Directions for this task: Update the records from the line that has "Patent image size: (880, 478)." through the line that has "The second part 3 is at (584, 293).", changing "schematic representation" to "schematic diagram" and leaving everything else the same. Give only those lines.

The records:
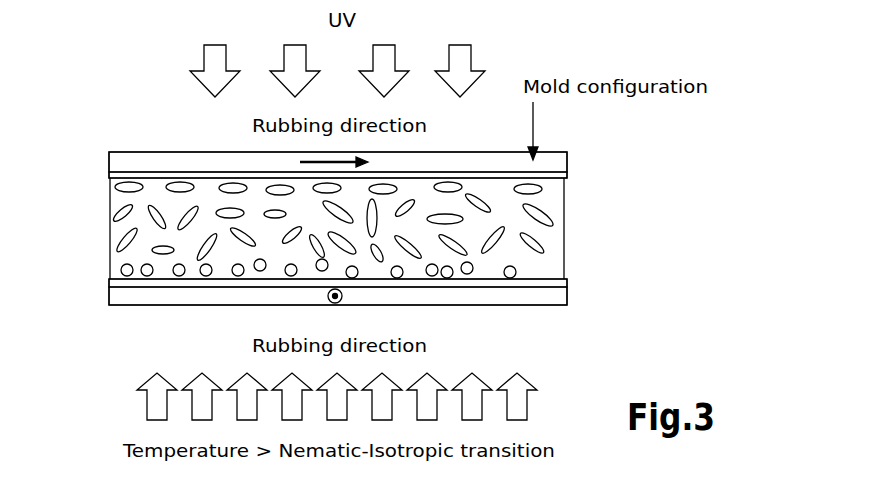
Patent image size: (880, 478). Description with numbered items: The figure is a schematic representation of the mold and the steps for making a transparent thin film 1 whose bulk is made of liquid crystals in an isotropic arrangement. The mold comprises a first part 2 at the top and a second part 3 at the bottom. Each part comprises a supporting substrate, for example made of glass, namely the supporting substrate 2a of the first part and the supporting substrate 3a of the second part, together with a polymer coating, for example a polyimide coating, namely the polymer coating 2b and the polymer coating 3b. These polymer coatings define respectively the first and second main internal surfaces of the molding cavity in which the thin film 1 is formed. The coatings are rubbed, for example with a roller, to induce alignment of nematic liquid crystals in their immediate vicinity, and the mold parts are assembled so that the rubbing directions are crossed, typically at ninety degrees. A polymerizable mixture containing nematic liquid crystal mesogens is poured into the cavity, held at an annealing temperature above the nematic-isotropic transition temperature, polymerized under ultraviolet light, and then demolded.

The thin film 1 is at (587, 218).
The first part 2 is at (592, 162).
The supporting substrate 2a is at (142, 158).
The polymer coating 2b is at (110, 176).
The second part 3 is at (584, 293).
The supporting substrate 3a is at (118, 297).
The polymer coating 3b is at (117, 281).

--

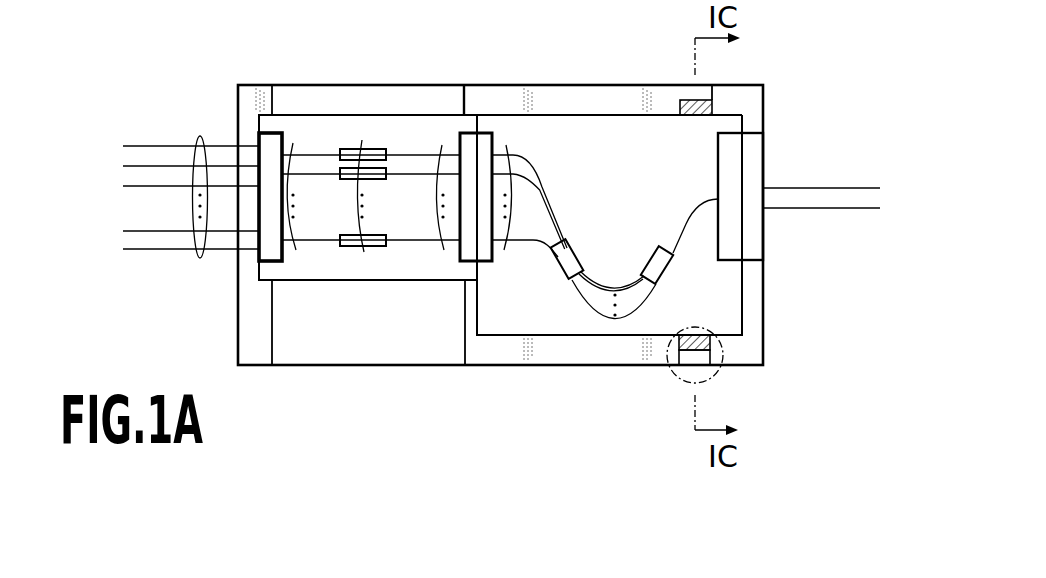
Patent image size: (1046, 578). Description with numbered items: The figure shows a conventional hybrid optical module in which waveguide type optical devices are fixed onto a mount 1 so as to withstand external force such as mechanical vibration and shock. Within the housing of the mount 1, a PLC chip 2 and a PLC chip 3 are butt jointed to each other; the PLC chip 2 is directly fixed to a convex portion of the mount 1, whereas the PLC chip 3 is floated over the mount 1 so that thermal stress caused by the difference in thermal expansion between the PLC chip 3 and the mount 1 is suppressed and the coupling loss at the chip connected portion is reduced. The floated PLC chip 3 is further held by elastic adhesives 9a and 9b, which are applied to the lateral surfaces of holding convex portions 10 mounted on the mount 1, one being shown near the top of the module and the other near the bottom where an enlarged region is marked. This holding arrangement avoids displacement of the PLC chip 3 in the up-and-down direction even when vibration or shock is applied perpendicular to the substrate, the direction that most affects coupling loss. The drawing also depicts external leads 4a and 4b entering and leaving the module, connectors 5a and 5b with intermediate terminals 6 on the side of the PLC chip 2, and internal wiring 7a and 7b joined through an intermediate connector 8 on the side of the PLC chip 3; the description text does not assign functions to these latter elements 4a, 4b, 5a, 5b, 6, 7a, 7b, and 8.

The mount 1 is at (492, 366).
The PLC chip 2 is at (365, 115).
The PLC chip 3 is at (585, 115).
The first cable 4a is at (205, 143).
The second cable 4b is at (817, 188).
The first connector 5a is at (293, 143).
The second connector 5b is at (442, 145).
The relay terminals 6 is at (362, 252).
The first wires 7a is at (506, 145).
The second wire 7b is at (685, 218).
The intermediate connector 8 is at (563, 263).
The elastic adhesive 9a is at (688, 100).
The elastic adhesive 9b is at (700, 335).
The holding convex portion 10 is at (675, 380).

Result below:
Patent image size: (880, 478). Description with numbered items: The figure is a schematic diagram of the mold and the steps for making a transparent thin film 1 whose bulk is made of liquid crystals in an isotropic arrangement. The mold comprises a first part 2 at the top and a second part 3 at the bottom. Each part comprises a supporting substrate, for example made of glass, namely the supporting substrate 2a of the first part and the supporting substrate 3a of the second part, together with a polymer coating, for example a polyimide coating, namely the polymer coating 2b and the polymer coating 3b. These polymer coatings define respectively the first and second main internal surfaces of the molding cavity in which the thin film 1 is formed. The coatings are rubbed, for example with a roller, to induce alignment of nematic liquid crystals in their immediate vicinity, and the mold parts are assembled so that the rubbing directions are crossed, typically at ninety degrees. A polymerizable mixture containing nematic liquid crystal mesogens is poured into the cavity, held at an annealing temperature above the nematic-isotropic transition temperature, polymerized under ultraviolet light, and then demolded.

The thin film 1 is at (587, 218).
The first part 2 is at (592, 162).
The supporting substrate 2a is at (142, 158).
The polymer coating 2b is at (110, 176).
The second part 3 is at (584, 293).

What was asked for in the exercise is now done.